Task to complete:
Repeat the entire listing exactly.
-- Start of Data to process --
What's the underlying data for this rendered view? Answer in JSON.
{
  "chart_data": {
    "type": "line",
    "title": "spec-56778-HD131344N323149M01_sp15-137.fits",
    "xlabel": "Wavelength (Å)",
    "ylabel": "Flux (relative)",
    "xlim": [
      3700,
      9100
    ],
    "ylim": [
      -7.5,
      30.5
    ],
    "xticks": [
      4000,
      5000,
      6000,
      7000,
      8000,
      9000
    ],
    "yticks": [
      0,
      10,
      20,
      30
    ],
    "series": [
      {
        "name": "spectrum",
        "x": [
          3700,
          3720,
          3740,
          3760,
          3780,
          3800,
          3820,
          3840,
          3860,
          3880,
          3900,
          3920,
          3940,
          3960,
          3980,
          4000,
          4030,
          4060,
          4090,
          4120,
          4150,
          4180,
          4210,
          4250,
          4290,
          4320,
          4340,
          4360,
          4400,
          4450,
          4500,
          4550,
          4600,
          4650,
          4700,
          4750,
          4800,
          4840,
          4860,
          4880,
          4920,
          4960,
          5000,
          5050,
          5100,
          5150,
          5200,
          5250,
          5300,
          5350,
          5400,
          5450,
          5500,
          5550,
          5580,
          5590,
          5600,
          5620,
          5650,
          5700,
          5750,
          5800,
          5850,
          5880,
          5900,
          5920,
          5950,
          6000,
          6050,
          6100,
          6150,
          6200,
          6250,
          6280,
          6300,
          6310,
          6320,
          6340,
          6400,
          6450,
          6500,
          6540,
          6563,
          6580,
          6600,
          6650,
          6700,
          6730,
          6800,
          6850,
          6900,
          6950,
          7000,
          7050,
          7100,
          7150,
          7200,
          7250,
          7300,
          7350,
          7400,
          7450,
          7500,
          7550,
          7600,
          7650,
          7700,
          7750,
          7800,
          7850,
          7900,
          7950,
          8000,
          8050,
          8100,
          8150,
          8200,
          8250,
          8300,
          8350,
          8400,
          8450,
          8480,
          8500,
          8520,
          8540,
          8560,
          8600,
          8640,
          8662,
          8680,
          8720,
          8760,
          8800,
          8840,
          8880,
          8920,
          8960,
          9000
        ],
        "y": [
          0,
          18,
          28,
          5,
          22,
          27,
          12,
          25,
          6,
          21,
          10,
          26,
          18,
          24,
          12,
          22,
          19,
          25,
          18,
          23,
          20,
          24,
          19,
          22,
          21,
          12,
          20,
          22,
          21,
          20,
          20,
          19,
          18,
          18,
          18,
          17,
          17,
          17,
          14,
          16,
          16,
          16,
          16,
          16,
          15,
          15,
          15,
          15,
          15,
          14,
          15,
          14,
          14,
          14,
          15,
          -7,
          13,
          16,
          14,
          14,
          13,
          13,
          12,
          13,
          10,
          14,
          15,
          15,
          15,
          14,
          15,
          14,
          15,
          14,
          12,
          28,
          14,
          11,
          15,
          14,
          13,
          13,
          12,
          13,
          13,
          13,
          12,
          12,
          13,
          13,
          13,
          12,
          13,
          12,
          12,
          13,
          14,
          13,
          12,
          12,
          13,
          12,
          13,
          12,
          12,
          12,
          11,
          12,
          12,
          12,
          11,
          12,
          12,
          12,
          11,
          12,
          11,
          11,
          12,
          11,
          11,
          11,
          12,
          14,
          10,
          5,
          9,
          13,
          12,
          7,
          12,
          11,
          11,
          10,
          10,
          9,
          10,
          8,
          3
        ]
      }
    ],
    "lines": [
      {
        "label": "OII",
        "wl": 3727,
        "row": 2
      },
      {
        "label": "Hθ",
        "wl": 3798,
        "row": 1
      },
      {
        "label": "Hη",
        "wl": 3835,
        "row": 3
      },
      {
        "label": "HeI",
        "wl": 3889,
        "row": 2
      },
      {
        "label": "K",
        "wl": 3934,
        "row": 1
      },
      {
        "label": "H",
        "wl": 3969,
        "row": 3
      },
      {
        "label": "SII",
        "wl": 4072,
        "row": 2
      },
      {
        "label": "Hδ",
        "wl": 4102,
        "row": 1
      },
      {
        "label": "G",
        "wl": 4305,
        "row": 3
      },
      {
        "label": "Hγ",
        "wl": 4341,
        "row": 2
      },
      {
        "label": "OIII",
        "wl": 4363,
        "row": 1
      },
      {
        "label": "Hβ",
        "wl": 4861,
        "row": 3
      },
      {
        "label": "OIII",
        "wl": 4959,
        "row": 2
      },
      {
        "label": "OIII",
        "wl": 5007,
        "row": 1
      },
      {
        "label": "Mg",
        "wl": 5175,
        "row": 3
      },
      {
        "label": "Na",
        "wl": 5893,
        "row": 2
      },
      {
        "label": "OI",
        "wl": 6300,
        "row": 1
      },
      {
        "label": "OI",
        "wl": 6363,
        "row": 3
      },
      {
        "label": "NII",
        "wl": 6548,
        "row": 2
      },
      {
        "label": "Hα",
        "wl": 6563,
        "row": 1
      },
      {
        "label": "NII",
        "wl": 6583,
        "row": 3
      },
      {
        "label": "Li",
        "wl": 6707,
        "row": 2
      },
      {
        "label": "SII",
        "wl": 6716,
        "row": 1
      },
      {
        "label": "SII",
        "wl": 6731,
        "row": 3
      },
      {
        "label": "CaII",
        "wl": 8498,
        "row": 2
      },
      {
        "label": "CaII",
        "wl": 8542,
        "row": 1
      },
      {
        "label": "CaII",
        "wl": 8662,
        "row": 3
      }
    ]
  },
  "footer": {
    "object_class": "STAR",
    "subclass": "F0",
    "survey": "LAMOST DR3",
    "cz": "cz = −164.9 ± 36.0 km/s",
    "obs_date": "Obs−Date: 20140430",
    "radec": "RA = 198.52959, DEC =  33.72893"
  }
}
-- End of Data to process --
Completed exercise:
What's the underlying data for this rendered view? Answer in JSON.
{
  "chart_data": {
    "type": "line",
    "title": "spec-56778-HD131344N323149M01_sp15-137.fits",
    "xlabel": "Wavelength (Å)",
    "ylabel": "Flux (relative)",
    "xlim": [
      3700,
      9100
    ],
    "ylim": [
      -7.5,
      30.5
    ],
    "xticks": [
      4000,
      5000,
      6000,
      7000,
      8000,
      9000
    ],
    "yticks": [
      0,
      10,
      20,
      30
    ],
    "series": [
      {
        "name": "spectrum",
        "x": [
          3700,
          3720,
          3740,
          3760,
          3780,
          3800,
          3820,
          3840,
          3860,
          3880,
          3900,
          3920,
          3940,
          3960,
          3980,
          4000,
          4030,
          4060,
          4090,
          4120,
          4150,
          4180,
          4210,
          4250,
          4290,
          4320,
          4340,
          4360,
          4400,
          4450,
          4500,
          4550,
          4600,
          4650,
          4700,
          4750,
          4800,
          4840,
          4860,
          4880,
          4920,
          4960,
          5000,
          5050,
          5100,
          5150,
          5200,
          5250,
          5300,
          5350,
          5400,
          5450,
          5500,
          5550,
          5580,
          5590,
          5600,
          5620,
          5650,
          5700,
          5750,
          5800,
          5850,
          5880,
          5900,
          5920,
          5950,
          6000,
          6050,
          6100,
          6150,
          6200,
          6250,
          6280,
          6300,
          6310,
          6320,
          6340,
          6400,
          6450,
          6500,
          6540,
          6563,
          6580,
          6600,
          6650,
          6700,
          6730,
          6800,
          6850,
          6900,
          6950,
          7000,
          7050,
          7100,
          7150,
          7200,
          7250,
          7300,
          7350,
          7400,
          7450,
          7500,
          7550,
          7600,
          7650,
          7700,
          7750,
          7800,
          7850,
          7900,
          7950,
          8000,
          8050,
          8100,
          8150,
          8200,
          8250,
          8300,
          8350,
          8400,
          8450,
          8480,
          8500,
          8520,
          8540,
          8560,
          8600,
          8640,
          8662,
          8680,
          8720,
          8760,
          8800,
          8840,
          8880,
          8920,
          8960,
          9000
        ],
        "y": [
          0,
          18,
          28,
          5,
          22,
          27,
          12,
          25,
          6,
          21,
          10,
          26,
          18,
          24,
          12,
          22,
          19,
          25,
          18,
          23,
          20,
          24,
          19,
          22,
          21,
          12,
          20,
          22,
          21,
          20,
          20,
          19,
          18,
          18,
          18,
          17,
          17,
          17,
          14,
          16,
          16,
          16,
          16,
          16,
          15,
          15,
          15,
          15,
          15,
          14,
          15,
          14,
          14,
          14,
          15,
          -7,
          13,
          16,
          14,
          14,
          13,
          13,
          12,
          13,
          10,
          14,
          15,
          15,
          15,
          14,
          15,
          14,
          15,
          14,
          12,
          28,
          14,
          11,
          15,
          14,
          13,
          13,
          12,
          13,
          13,
          13,
          12,
          12,
          13,
          13,
          13,
          12,
          13,
          12,
          12,
          13,
          14,
          13,
          12,
          12,
          13,
          12,
          13,
          12,
          12,
          12,
          11,
          12,
          12,
          12,
          11,
          12,
          12,
          12,
          11,
          12,
          11,
          11,
          12,
          11,
          11,
          11,
          12,
          14,
          10,
          5,
          9,
          13,
          12,
          7,
          12,
          11,
          11,
          10,
          10,
          9,
          10,
          8,
          3
        ]
      }
    ],
    "lines": [
      {
        "label": "OII",
        "wl": 3727,
        "row": 2
      },
      {
        "label": "Hθ",
        "wl": 3798,
        "row": 1
      },
      {
        "label": "Hη",
        "wl": 3835,
        "row": 3
      },
      {
        "label": "HeI",
        "wl": 3889,
        "row": 2
      },
      {
        "label": "K",
        "wl": 3934,
        "row": 1
      },
      {
        "label": "H",
        "wl": 3969,
        "row": 3
      },
      {
        "label": "SII",
        "wl": 4072,
        "row": 2
      },
      {
        "label": "Hδ",
        "wl": 4102,
        "row": 1
      },
      {
        "label": "G",
        "wl": 4305,
        "row": 3
      },
      {
        "label": "Hγ",
        "wl": 4341,
        "row": 2
      },
      {
        "label": "OIII",
        "wl": 4363,
        "row": 1
      },
      {
        "label": "Hβ",
        "wl": 4861,
        "row": 3
      },
      {
        "label": "OIII",
        "wl": 4959,
        "row": 2
      },
      {
        "label": "OIII",
        "wl": 5007,
        "row": 1
      },
      {
        "label": "Mg",
        "wl": 5175,
        "row": 3
      },
      {
        "label": "Na",
        "wl": 5893,
        "row": 2
      },
      {
        "label": "OI",
        "wl": 6300,
        "row": 1
      },
      {
        "label": "OI",
        "wl": 6363,
        "row": 3
      },
      {
        "label": "NII",
        "wl": 6548,
        "row": 2
      },
      {
        "label": "Hα",
        "wl": 6563,
        "row": 1
      },
      {
        "label": "NII",
        "wl": 6583,
        "row": 3
      },
      {
        "label": "Li",
        "wl": 6707,
        "row": 2
      },
      {
        "label": "SII",
        "wl": 6716,
        "row": 1
      },
      {
        "label": "SII",
        "wl": 6731,
        "row": 3
      },
      {
        "label": "CaII",
        "wl": 8498,
        "row": 2
      },
      {
        "label": "CaII",
        "wl": 8542,
        "row": 1
      },
      {
        "label": "CaII",
        "wl": 8662,
        "row": 3
      }
    ]
  },
  "footer": {
    "object_class": "STAR",
    "subclass": "F0",
    "survey": "LAMOST DR3",
    "cz": "cz = −164.9 ± 36.0 km/s",
    "obs_date": "Obs−Date: 20140430",
    "radec": "RA = 198.52959, DEC =  33.72893"
  }
}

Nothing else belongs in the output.